_Problem statement_. In the entries that follow, count each line containing "JSON" and state the total, nothing more.

##### Source records

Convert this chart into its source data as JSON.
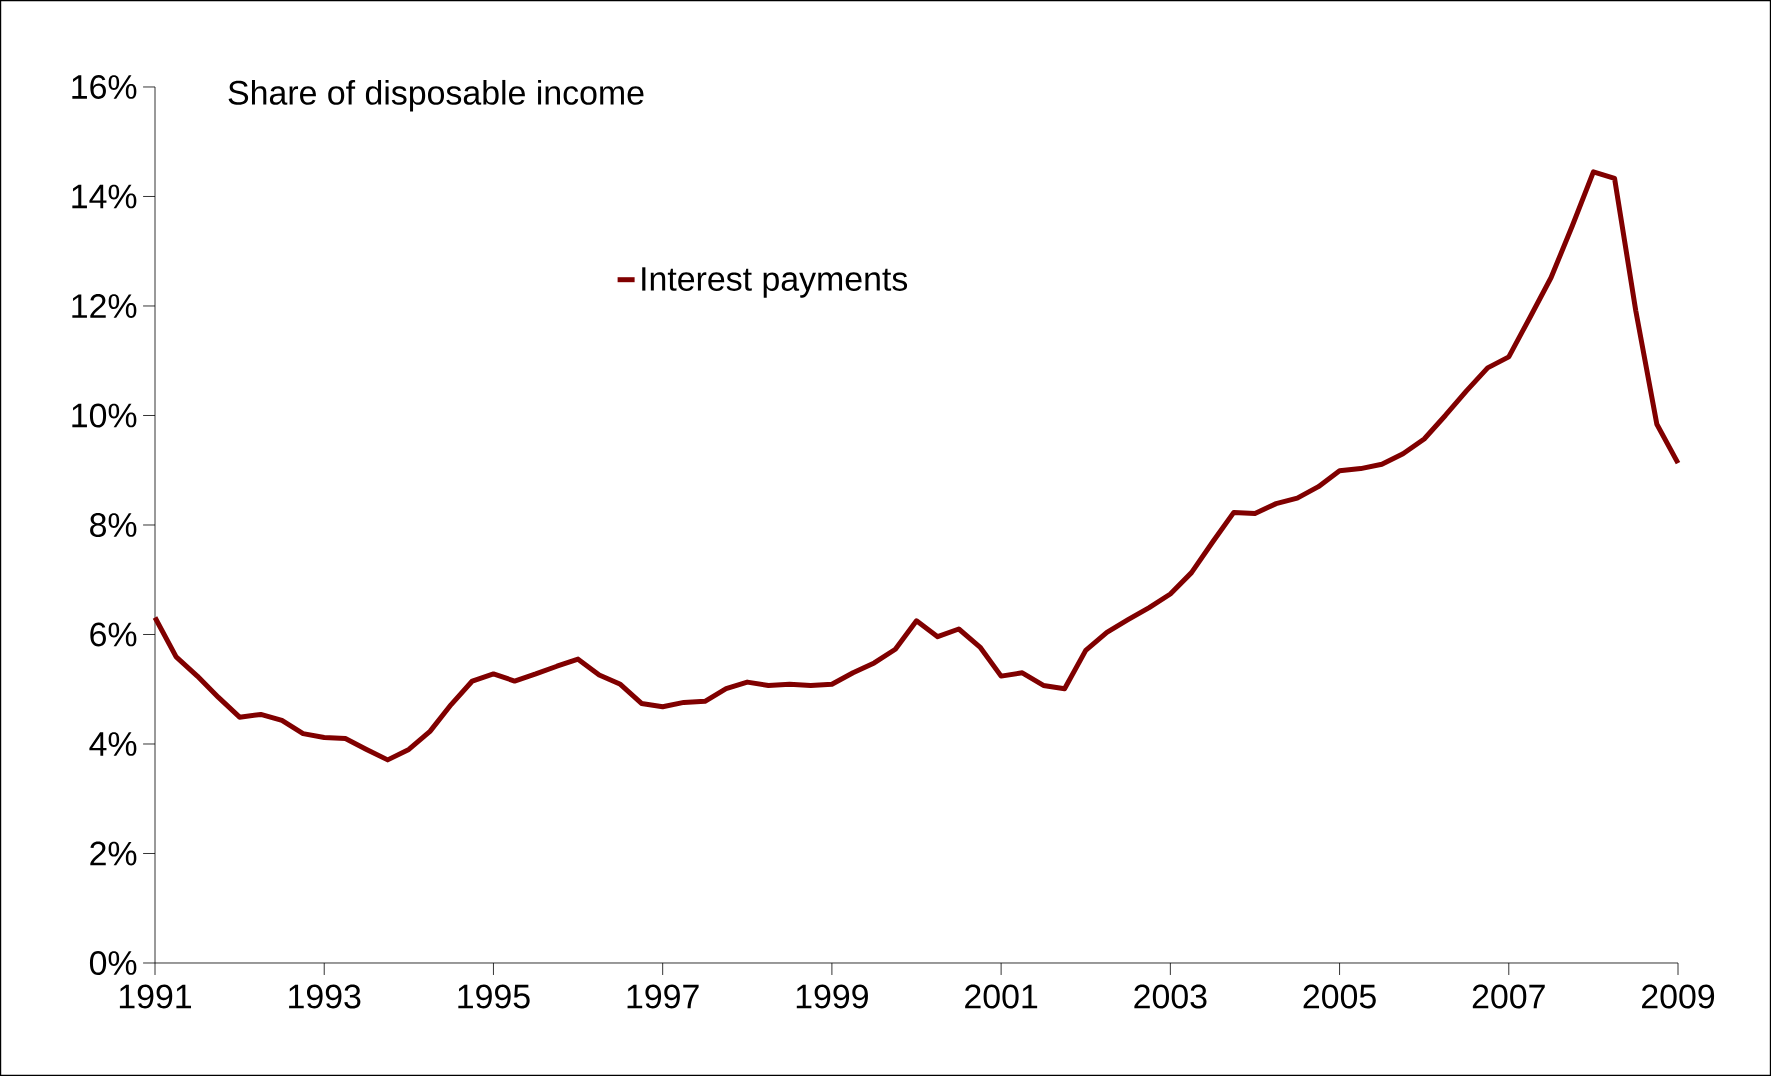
{
  "chart_data": {
    "type": "line",
    "title": "Share of disposable income",
    "x": [
      1991,
      1991.25,
      1991.5,
      1991.75,
      1992,
      1992.25,
      1992.5,
      1992.75,
      1993,
      1993.25,
      1993.5,
      1993.75,
      1994,
      1994.25,
      1994.5,
      1994.75,
      1995,
      1995.25,
      1995.5,
      1995.75,
      1996,
      1996.25,
      1996.5,
      1996.75,
      1997,
      1997.25,
      1997.5,
      1997.75,
      1998,
      1998.25,
      1998.5,
      1998.75,
      1999,
      1999.25,
      1999.5,
      1999.75,
      2000,
      2000.25,
      2000.5,
      2000.75,
      2001,
      2001.25,
      2001.5,
      2001.75,
      2002,
      2002.25,
      2002.5,
      2002.75,
      2003,
      2003.25,
      2003.5,
      2003.75,
      2004,
      2004.25,
      2004.5,
      2004.75,
      2005,
      2005.25,
      2005.5,
      2005.75,
      2006,
      2006.25,
      2006.5,
      2006.75,
      2007,
      2007.25,
      2007.5,
      2007.75,
      2008,
      2008.25,
      2008.5,
      2008.75,
      2009
    ],
    "series": [
      {
        "name": "Interest payments",
        "color": "#800000",
        "values": [
          6.31,
          5.59,
          5.24,
          4.85,
          4.49,
          4.54,
          4.43,
          4.19,
          4.12,
          4.1,
          3.9,
          3.71,
          3.9,
          4.23,
          4.72,
          5.15,
          5.28,
          5.15,
          5.28,
          5.42,
          5.55,
          5.26,
          5.09,
          4.74,
          4.68,
          4.76,
          4.78,
          5.01,
          5.13,
          5.07,
          5.09,
          5.07,
          5.09,
          5.3,
          5.48,
          5.73,
          6.25,
          5.96,
          6.1,
          5.77,
          5.24,
          5.3,
          5.07,
          5.01,
          5.71,
          6.04,
          6.27,
          6.49,
          6.74,
          7.13,
          7.69,
          8.23,
          8.21,
          8.39,
          8.49,
          8.7,
          8.99,
          9.03,
          9.11,
          9.3,
          9.57,
          10.0,
          10.45,
          10.87,
          11.07,
          11.79,
          12.52,
          13.46,
          14.45,
          14.33,
          11.92,
          9.84,
          9.13
        ]
      }
    ],
    "xlim": [
      1991,
      2009
    ],
    "xticks": [
      1991,
      1993,
      1995,
      1997,
      1999,
      2001,
      2003,
      2005,
      2007,
      2009
    ],
    "ylim": [
      0,
      16
    ],
    "yticks": [
      {
        "value": 0,
        "label": "0%"
      },
      {
        "value": 2,
        "label": "2%"
      },
      {
        "value": 4,
        "label": "4%"
      },
      {
        "value": 6,
        "label": "6%"
      },
      {
        "value": 8,
        "label": "8%"
      },
      {
        "value": 10,
        "label": "10%"
      },
      {
        "value": 12,
        "label": "12%"
      },
      {
        "value": 14,
        "label": "14%"
      },
      {
        "value": 16,
        "label": "16%"
      }
    ],
    "grid": false,
    "legend": "top",
    "marker": "none",
    "line_style": "solid"
  }
}
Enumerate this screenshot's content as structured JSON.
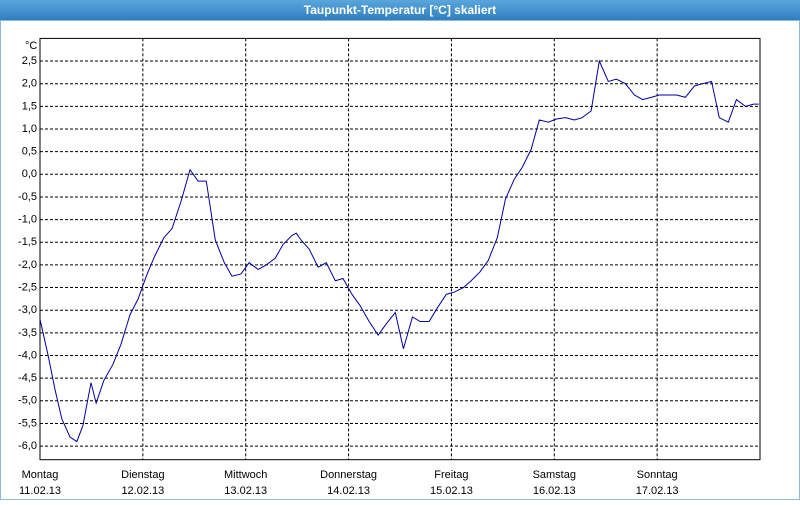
{
  "chart_data": {
    "type": "line",
    "title": "Taupunkt-Temperatur [°C] skaliert",
    "y_unit": "°C",
    "xlim": [
      0,
      168
    ],
    "xticks": [
      {
        "value": 0,
        "label": [
          "Montag",
          "11.02.13"
        ]
      },
      {
        "value": 24,
        "label": [
          "Dienstag",
          "12.02.13"
        ]
      },
      {
        "value": 48,
        "label": [
          "Mittwoch",
          "13.02.13"
        ]
      },
      {
        "value": 72,
        "label": [
          "Donnerstag",
          "14.02.13"
        ]
      },
      {
        "value": 96,
        "label": [
          "Freitag",
          "15.02.13"
        ]
      },
      {
        "value": 120,
        "label": [
          "Samstag",
          "16.02.13"
        ]
      },
      {
        "value": 144,
        "label": [
          "Sonntag",
          "17.02.13"
        ]
      }
    ],
    "ylim": [
      -6.3,
      3.0
    ],
    "yticks": [
      {
        "value": 2.5,
        "label": "2,5"
      },
      {
        "value": 2.0,
        "label": "2,0"
      },
      {
        "value": 1.5,
        "label": "1,5"
      },
      {
        "value": 1.0,
        "label": "1,0"
      },
      {
        "value": 0.5,
        "label": "0,5"
      },
      {
        "value": 0.0,
        "label": "0,0"
      },
      {
        "value": -0.5,
        "label": "-0,5"
      },
      {
        "value": -1.0,
        "label": "-1,0"
      },
      {
        "value": -1.5,
        "label": "-1,5"
      },
      {
        "value": -2.0,
        "label": "-2,0"
      },
      {
        "value": -2.5,
        "label": "-2,5"
      },
      {
        "value": -3.0,
        "label": "-3,0"
      },
      {
        "value": -3.5,
        "label": "-3,5"
      },
      {
        "value": -4.0,
        "label": "-4,0"
      },
      {
        "value": -4.5,
        "label": "-4,5"
      },
      {
        "value": -5.0,
        "label": "-5,0"
      },
      {
        "value": -5.5,
        "label": "-5,5"
      },
      {
        "value": -6.0,
        "label": "-6,0"
      }
    ],
    "grid": true,
    "x": [
      0,
      1.9,
      3.5,
      5.1,
      7,
      8.6,
      10,
      11.9,
      13.1,
      14.9,
      17,
      18.9,
      21,
      22.9,
      25,
      26.8,
      28.9,
      30.8,
      32.9,
      35,
      36.9,
      38.8,
      40.9,
      43,
      44.8,
      46.9,
      48.8,
      50.9,
      52.8,
      54.9,
      56.7,
      58.8,
      59.8,
      60.9,
      62.8,
      64.9,
      66.8,
      68.9,
      70.7,
      72.8,
      74.7,
      76.8,
      78.9,
      80.8,
      82.9,
      84.8,
      86.9,
      88.7,
      90.8,
      92.7,
      94.8,
      96.7,
      98.8,
      100.6,
      102.7,
      104.6,
      106.7,
      108.6,
      110.7,
      112.5,
      114.6,
      116.5,
      118.6,
      120.5,
      122.6,
      124.7,
      126.5,
      128.6,
      130.5,
      132.6,
      134.5,
      136.6,
      138.7,
      140.6,
      142.7,
      144.5,
      146.6,
      148.5,
      150.6,
      152.7,
      154.6,
      156.7,
      158.5,
      160.6,
      162.5,
      164.6,
      166.5,
      167.7
    ],
    "series": [
      {
        "color": "#0000a0",
        "values": [
          -3.2,
          -4.0,
          -4.75,
          -5.4,
          -5.8,
          -5.9,
          -5.55,
          -4.6,
          -5.05,
          -4.55,
          -4.2,
          -3.75,
          -3.1,
          -2.75,
          -2.2,
          -1.8,
          -1.4,
          -1.2,
          -0.6,
          0.1,
          -0.15,
          -0.15,
          -1.45,
          -1.95,
          -2.25,
          -2.2,
          -1.95,
          -2.1,
          -2.0,
          -1.85,
          -1.55,
          -1.35,
          -1.3,
          -1.45,
          -1.65,
          -2.05,
          -1.95,
          -2.35,
          -2.3,
          -2.65,
          -2.9,
          -3.25,
          -3.55,
          -3.3,
          -3.05,
          -3.85,
          -3.15,
          -3.25,
          -3.25,
          -2.95,
          -2.65,
          -2.6,
          -2.5,
          -2.35,
          -2.15,
          -1.9,
          -1.4,
          -0.55,
          -0.1,
          0.15,
          0.55,
          1.2,
          1.15,
          1.22,
          1.25,
          1.2,
          1.25,
          1.4,
          2.5,
          2.05,
          2.1,
          2.0,
          1.75,
          1.65,
          1.7,
          1.75,
          1.75,
          1.75,
          1.7,
          1.95,
          2.0,
          2.05,
          1.25,
          1.15,
          1.65,
          1.5,
          1.55,
          1.55
        ]
      }
    ]
  }
}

##########

_Exercise response_. 2